* **STORED ROWS**
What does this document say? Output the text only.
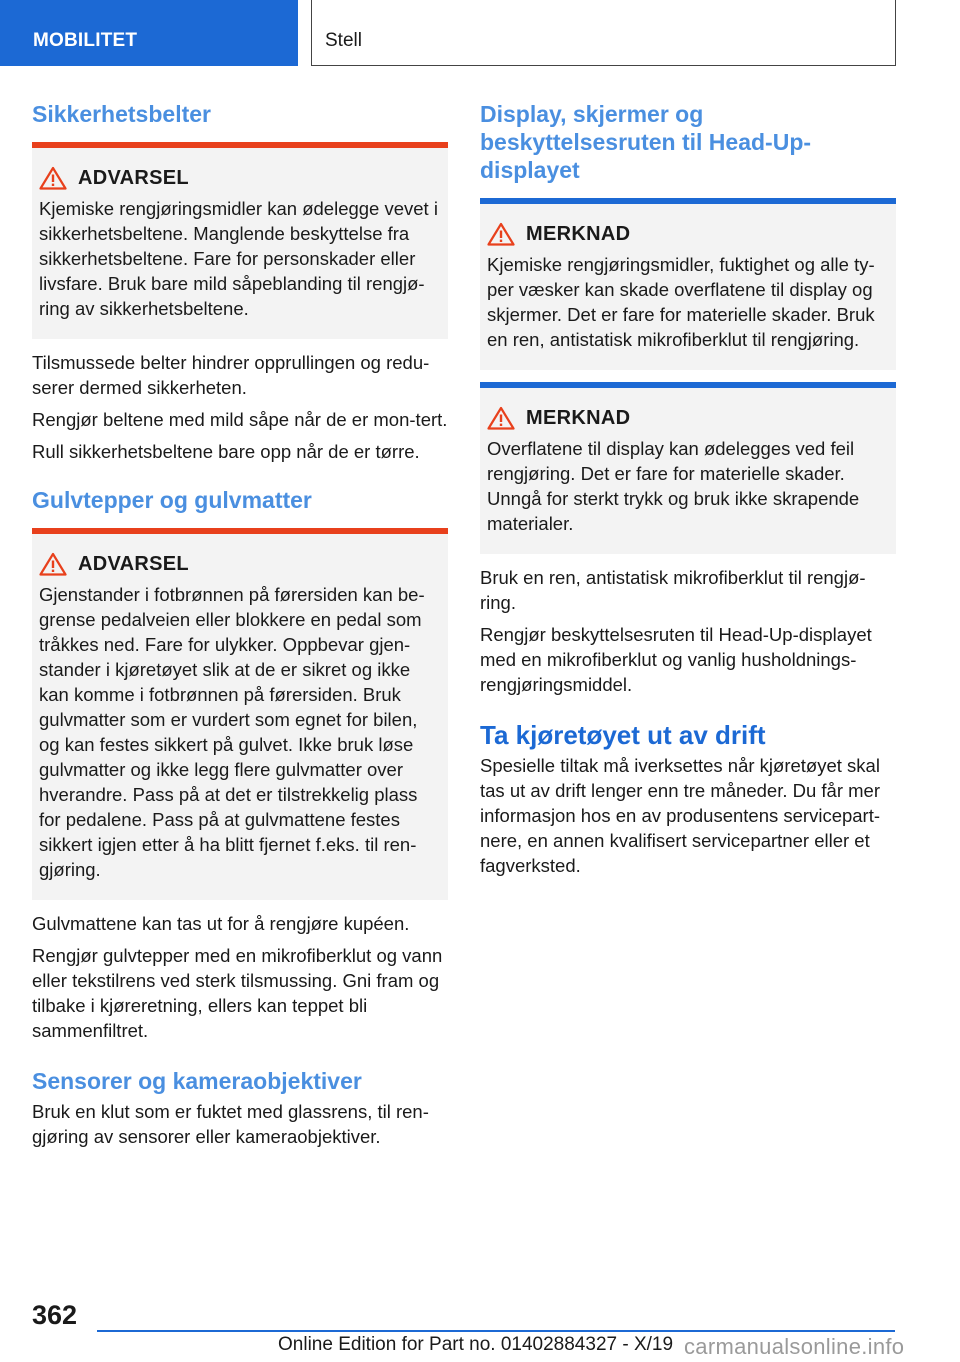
MOBILITET	Stell
Sikkerhetsbelter
ADVARSEL

Kjemiske rengjøringsmidler kan ødelegge vevet i sikkerhetsbeltene. Manglende beskyttelse fra sikkerhetsbeltene. Fare for personskader eller livsfare. Bruk bare mild såpeblanding til rengjø-ring av sikkerhetsbeltene.

Tilsmussede belter hindrer opprullingen og redu-serer dermed sikkerheten.

Rengjør beltene med mild såpe når de er mon-tert.

Rull sikkerhetsbeltene bare opp når de er tørre.

Gulvtepper og gulvmatter
ADVARSEL

Gjenstander i fotbrønnen på førersiden kan be-grense pedalveien eller blokkere en pedal som tråkkes ned. Fare for ulykker. Oppbevar gjen-stander i kjøretøyet slik at de er sikret og ikke kan komme i fotbrønnen på førersiden. Bruk gulvmatter som er vurdert som egnet for bilen, og kan festes sikkert på gulvet. Ikke bruk løse gulvmatter og ikke legg flere gulvmatter over hverandre. Pass på at det er tilstrekkelig plass for pedalene. Pass på at gulvmattene festes sikkert igjen etter å ha blitt fjernet f.eks. til ren-gjøring.

Gulvmattene kan tas ut for å rengjøre kupéen.

Rengjør gulvtepper med en mikrofiberklut og vann eller tekstilrens ved sterk tilsmussing. Gni fram og tilbake i kjøreretning, ellers kan teppet bli sammenfiltret.

Sensorer og kameraobjektiver

Bruk en klut som er fuktet med glassrens, til ren-gjøring av sensorer eller kameraobjektiver.

Display, skjermer og beskyttelsesruten til Head-Up-displayet
MERKNAD

Kjemiske rengjøringsmidler, fuktighet og alle ty-per væsker kan skade overflatene til display og skjermer. Det er fare for materielle skader. Bruk en ren, antistatisk mikrofiberklut til rengjøring.

MERKNAD

Overflatene til display kan ødelegges ved feil rengjøring. Det er fare for materielle skader. Unngå for sterkt trykk og bruk ikke skrapende materialer.

Bruk en ren, antistatisk mikrofiberklut til rengjø-ring.

Rengjør beskyttelsesruten til Head-Up-displayet med en mikrofiberklut og vanlig husholdnings-rengjøringsmiddel.

Ta kjøretøyet ut av drift

Spesielle tiltak må iverksettes når kjøretøyet skal tas ut av drift lenger enn tre måneder. Du får mer informasjon hos en av produsentens servicepart-nere, en annen kvalifisert servicepartner eller et fagverksted.

362
Online Edition for Part no. 01402884327 - X/19 carmanualsonline.info
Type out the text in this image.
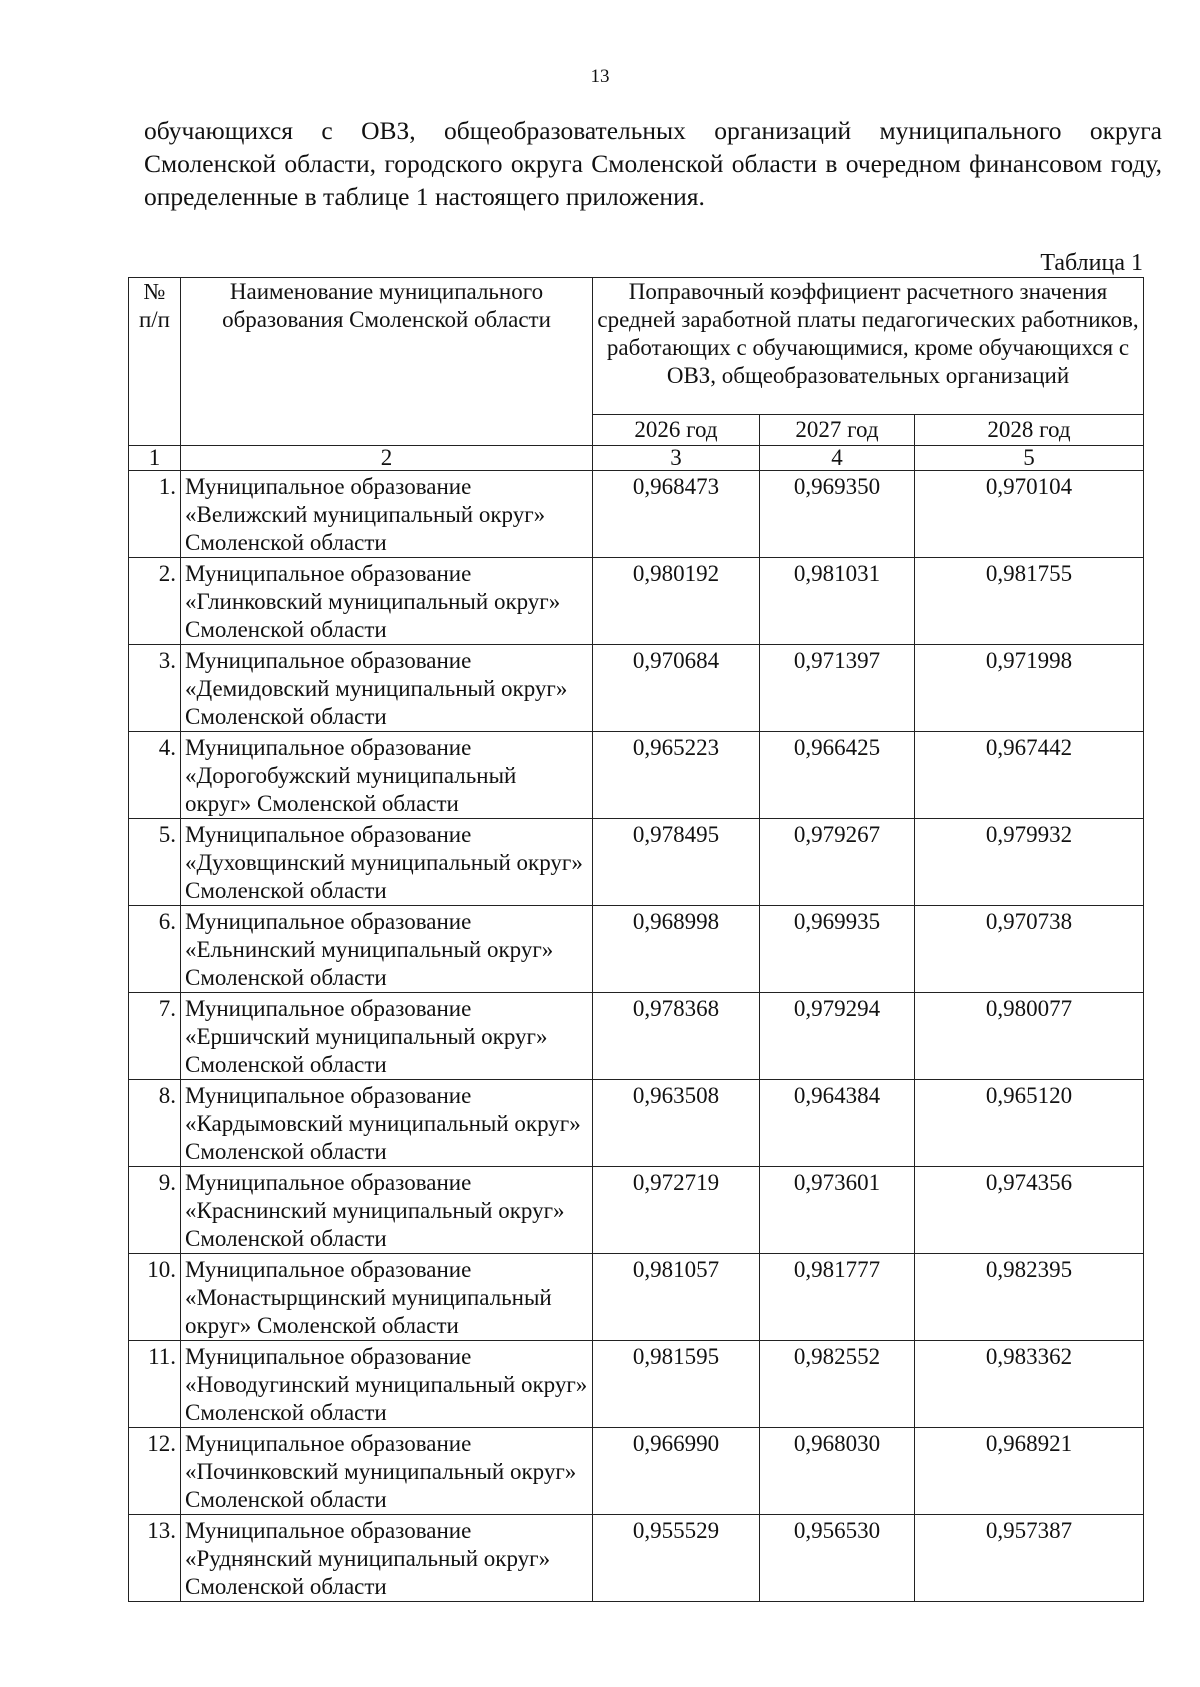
13
обучающихся с ОВЗ, общеобразовательных организаций муниципального округа Смоленской области, городского округа Смоленской области в очередном финансовом году, определенные в таблице 1 настоящего приложения.
Таблица 1
№ п/п	Наименование муниципального образования Смоленской области	Поправочный коэффициент расчетного значения средней заработной платы педагогических работников, работающих с обучающимися, кроме обучающихся с ОВЗ, общеобразовательных организаций		
		2026 год	2027 год	2028 год
1	2	3	4	5
1.	Муниципальное образование «Велижский муниципальный округ» Смоленской области	0,968473	0,969350	0,970104
2.	Муниципальное образование «Глинковский муниципальный округ» Смоленской области	0,980192	0,981031	0,981755
3.	Муниципальное образование «Демидовский муниципальный округ» Смоленской области	0,970684	0,971397	0,971998
4.	Муниципальное образование «Дорогобужский муниципальный округ» Смоленской области	0,965223	0,966425	0,967442
5.	Муниципальное образование «Духовщинский муниципальный округ» Смоленской области	0,978495	0,979267	0,979932
6.	Муниципальное образование «Ельнинский муниципальный округ» Смоленской области	0,968998	0,969935	0,970738
7.	Муниципальное образование «Ершичский муниципальный округ» Смоленской области	0,978368	0,979294	0,980077
8.	Муниципальное образование «Кардымовский муниципальный округ» Смоленской области	0,963508	0,964384	0,965120
9.	Муниципальное образование «Краснинский муниципальный округ» Смоленской области	0,972719	0,973601	0,974356
10.	Муниципальное образование «Монастырщинский муниципальный округ» Смоленской области	0,981057	0,981777	0,982395
11.	Муниципальное образование «Новодугинский муниципальный округ» Смоленской области	0,981595	0,982552	0,983362
12.	Муниципальное образование «Починковский муниципальный округ» Смоленской области	0,966990	0,968030	0,968921
13.	Муниципальное образование «Руднянский муниципальный округ» Смоленской области	0,955529	0,956530	0,957387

* **GOAL OF THE EXERCISE**
Every line should be retyped exactly, with the pictures omitted.

* **THE ANSWER**
What does this document say? Output the text only.
MOBILITET	Stell
Sikkerhetsbelter
ADVARSEL

Kjemiske rengjøringsmidler kan ødelegge vevet i sikkerhetsbeltene. Manglende beskyttelse fra sikkerhetsbeltene. Fare for personskader eller livsfare. Bruk bare mild såpeblanding til rengjø-ring av sikkerhetsbeltene.

Tilsmussede belter hindrer opprullingen og redu-serer dermed sikkerheten.

Rengjør beltene med mild såpe når de er mon-tert.

Rull sikkerhetsbeltene bare opp når de er tørre.

Gulvtepper og gulvmatter
ADVARSEL

Gjenstander i fotbrønnen på førersiden kan be-grense pedalveien eller blokkere en pedal som tråkkes ned. Fare for ulykker. Oppbevar gjen-stander i kjøretøyet slik at de er sikret og ikke kan komme i fotbrønnen på førersiden. Bruk gulvmatter som er vurdert som egnet for bilen, og kan festes sikkert på gulvet. Ikke bruk løse gulvmatter og ikke legg flere gulvmatter over hverandre. Pass på at det er tilstrekkelig plass for pedalene. Pass på at gulvmattene festes sikkert igjen etter å ha blitt fjernet f.eks. til ren-gjøring.

Gulvmattene kan tas ut for å rengjøre kupéen.

Rengjør gulvtepper med en mikrofiberklut og vann eller tekstilrens ved sterk tilsmussing. Gni fram og tilbake i kjøreretning, ellers kan teppet bli sammenfiltret.

Sensorer og kameraobjektiver

Bruk en klut som er fuktet med glassrens, til ren-gjøring av sensorer eller kameraobjektiver.

Display, skjermer og beskyttelsesruten til Head-Up-displayet
MERKNAD

Kjemiske rengjøringsmidler, fuktighet og alle ty-per væsker kan skade overflatene til display og skjermer. Det er fare for materielle skader. Bruk en ren, antistatisk mikrofiberklut til rengjøring.

MERKNAD

Overflatene til display kan ødelegges ved feil rengjøring. Det er fare for materielle skader. Unngå for sterkt trykk og bruk ikke skrapende materialer.

Bruk en ren, antistatisk mikrofiberklut til rengjø-ring.

Rengjør beskyttelsesruten til Head-Up-displayet med en mikrofiberklut og vanlig husholdnings-rengjøringsmiddel.

Ta kjøretøyet ut av drift

Spesielle tiltak må iverksettes når kjøretøyet skal tas ut av drift lenger enn tre måneder. Du får mer informasjon hos en av produsentens servicepart-nere, en annen kvalifisert servicepartner eller et fagverksted.

362
Online Edition for Part no. 01402884327 - X/19 carmanualsonline.info
Type out the text in this image.
13
обучающихся с ОВЗ, общеобразовательных организаций муниципального округа Смоленской области, городского округа Смоленской области в очередном финансовом году, определенные в таблице 1 настоящего приложения.
Таблица 1
№ п/п	Наименование муниципального образования Смоленской области	Поправочный коэффициент расчетного значения средней заработной платы педагогических работников, работающих с обучающимися, кроме обучающихся с ОВЗ, общеобразовательных организаций		
		2026 год	2027 год	2028 год
1	2	3	4	5
1.	Муниципальное образование «Велижский муниципальный округ» Смоленской области	0,968473	0,969350	0,970104
2.	Муниципальное образование «Глинковский муниципальный округ» Смоленской области	0,980192	0,981031	0,981755
3.	Муниципальное образование «Демидовский муниципальный округ» Смоленской области	0,970684	0,971397	0,971998
4.	Муниципальное образование «Дорогобужский муниципальный округ» Смоленской области	0,965223	0,966425	0,967442
5.	Муниципальное образование «Духовщинский муниципальный округ» Смоленской области	0,978495	0,979267	0,979932
6.	Муниципальное образование «Ельнинский муниципальный округ» Смоленской области	0,968998	0,969935	0,970738
7.	Муниципальное образование «Ершичский муниципальный округ» Смоленской области	0,978368	0,979294	0,980077
8.	Муниципальное образование «Кардымовский муниципальный округ» Смоленской области	0,963508	0,964384	0,965120
9.	Муниципальное образование «Краснинский муниципальный округ» Смоленской области	0,972719	0,973601	0,974356
10.	Муниципальное образование «Монастырщинский муниципальный округ» Смоленской области	0,981057	0,981777	0,982395
11.	Муниципальное образование «Новодугинский муниципальный округ» Смоленской области	0,981595	0,982552	0,983362
12.	Муниципальное образование «Починковский муниципальный округ» Смоленской области	0,966990	0,968030	0,968921
13.	Муниципальное образование «Руднянский муниципальный округ» Смоленской области	0,955529	0,956530	0,957387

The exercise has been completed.